Source data
───
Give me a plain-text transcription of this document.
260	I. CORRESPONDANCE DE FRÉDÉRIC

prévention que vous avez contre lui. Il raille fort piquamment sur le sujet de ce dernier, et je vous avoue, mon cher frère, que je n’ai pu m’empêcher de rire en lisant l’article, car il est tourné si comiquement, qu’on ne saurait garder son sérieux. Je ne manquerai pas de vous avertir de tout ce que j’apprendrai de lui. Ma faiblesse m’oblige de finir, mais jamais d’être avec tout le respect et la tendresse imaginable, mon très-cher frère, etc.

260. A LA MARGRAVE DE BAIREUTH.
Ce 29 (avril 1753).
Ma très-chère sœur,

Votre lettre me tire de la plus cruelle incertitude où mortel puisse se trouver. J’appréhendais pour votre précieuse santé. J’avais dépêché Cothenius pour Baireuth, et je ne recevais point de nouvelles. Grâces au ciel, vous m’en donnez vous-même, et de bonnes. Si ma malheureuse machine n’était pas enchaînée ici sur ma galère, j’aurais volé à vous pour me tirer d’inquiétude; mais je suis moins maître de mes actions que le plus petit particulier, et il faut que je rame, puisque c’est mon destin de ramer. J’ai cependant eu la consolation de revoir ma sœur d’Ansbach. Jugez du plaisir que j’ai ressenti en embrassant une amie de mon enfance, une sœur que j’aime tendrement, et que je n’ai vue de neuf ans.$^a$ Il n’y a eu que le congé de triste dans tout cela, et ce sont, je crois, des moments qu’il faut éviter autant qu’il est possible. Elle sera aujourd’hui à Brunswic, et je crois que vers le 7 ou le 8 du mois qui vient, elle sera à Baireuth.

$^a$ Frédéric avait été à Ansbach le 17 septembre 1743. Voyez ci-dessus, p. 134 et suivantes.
───
> [Problem]:
Only lines that contain the word "très" are wanted; copy each of them.

> [The result]:
prévention que vous avez contre lui. Il raille fort piquamment sur le sujet de ce dernier, et je vous avoue, mon cher frère, que je n’ai pu m’empêcher de rire en lisant l’article, car il est tourné si comiquement, qu’on ne saurait garder son sérieux. Je ne manquerai pas de vous avertir de tout ce que j’apprendrai de lui. Ma faiblesse m’oblige de finir, mais jamais d’être avec tout le respect et la tendresse imaginable, mon très-cher frère, etc.
Ma très-chère sœur,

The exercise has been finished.